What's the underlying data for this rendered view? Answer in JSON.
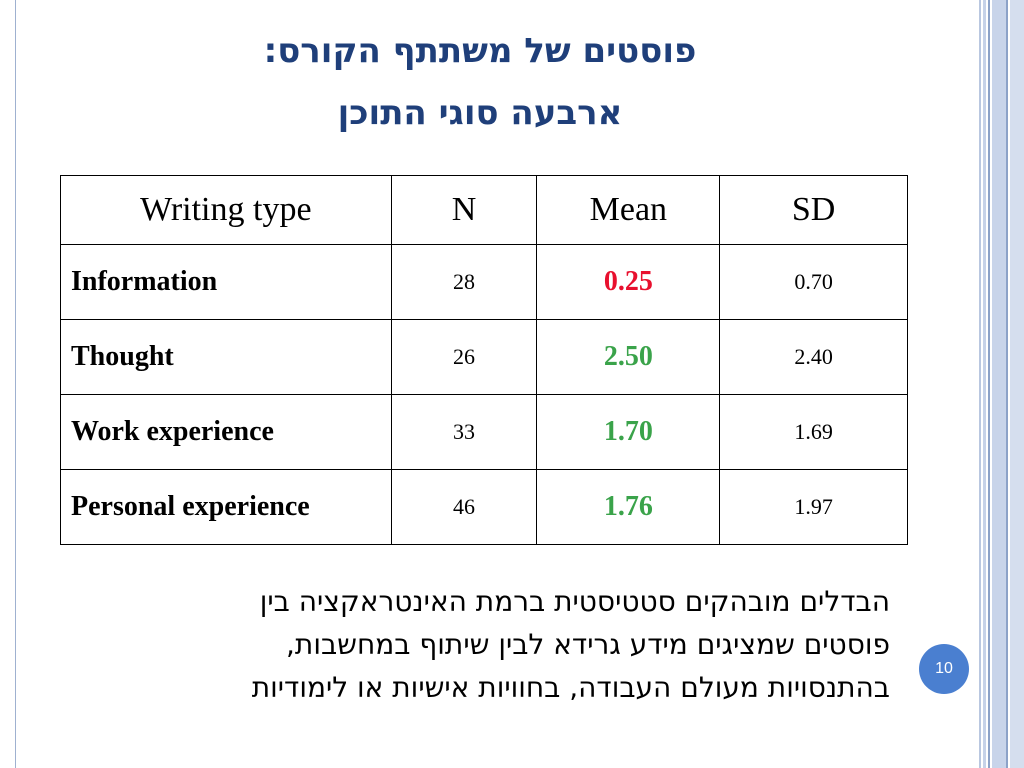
{
  "title": {
    "line1": "פוסטים של משתתף הקורס:",
    "line2": "ארבעה סוגי התוכן"
  },
  "table": {
    "headers": [
      "Writing type",
      "N",
      "Mean",
      "SD"
    ],
    "rows": [
      {
        "type": "Information",
        "n": "28",
        "mean": "0.25",
        "sd": "0.70",
        "mean_color": "#e8102e"
      },
      {
        "type": "Thought",
        "n": "26",
        "mean": "2.50",
        "sd": "2.40",
        "mean_color": "#3aa34a"
      },
      {
        "type": "Work experience",
        "n": "33",
        "mean": "1.70",
        "sd": "1.69",
        "mean_color": "#3aa34a"
      },
      {
        "type": "Personal experience",
        "n": "46",
        "mean": "1.76",
        "sd": "1.97",
        "mean_color": "#3aa34a"
      }
    ]
  },
  "body": {
    "lines": [
      "הבדלים מובהקים סטטיסטית ברמת האינטראקציה בין",
      "פוסטים שמציגים מידע גרידא לבין שיתוף במחשבות,",
      "בהתנסויות מעולם העבודה, בחוויות אישיות או לימודיות"
    ]
  },
  "page_number": "10",
  "colors": {
    "title": "#1f3f7a",
    "badge": "#4a7fd0",
    "mean_low": "#e8102e",
    "mean_high": "#3aa34a"
  }
}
------------------------------------------------
**WRITTEN EXERCISE**. Omitting all images, print the listing exactly.

**THE SOLUTION**.
What's the underlying data for this rendered view? Answer in JSON.
{
  "title": {
    "line1": "פוסטים של משתתף הקורס:",
    "line2": "ארבעה סוגי התוכן"
  },
  "table": {
    "headers": [
      "Writing type",
      "N",
      "Mean",
      "SD"
    ],
    "rows": [
      {
        "type": "Information",
        "n": "28",
        "mean": "0.25",
        "sd": "0.70",
        "mean_color": "#e8102e"
      },
      {
        "type": "Thought",
        "n": "26",
        "mean": "2.50",
        "sd": "2.40",
        "mean_color": "#3aa34a"
      },
      {
        "type": "Work experience",
        "n": "33",
        "mean": "1.70",
        "sd": "1.69",
        "mean_color": "#3aa34a"
      },
      {
        "type": "Personal experience",
        "n": "46",
        "mean": "1.76",
        "sd": "1.97",
        "mean_color": "#3aa34a"
      }
    ]
  },
  "body": {
    "lines": [
      "הבדלים מובהקים סטטיסטית ברמת האינטראקציה בין",
      "פוסטים שמציגים מידע גרידא לבין שיתוף במחשבות,",
      "בהתנסויות מעולם העבודה, בחוויות אישיות או לימודיות"
    ]
  },
  "page_number": "10",
  "colors": {
    "title": "#1f3f7a",
    "badge": "#4a7fd0",
    "mean_low": "#e8102e",
    "mean_high": "#3aa34a"
  }
}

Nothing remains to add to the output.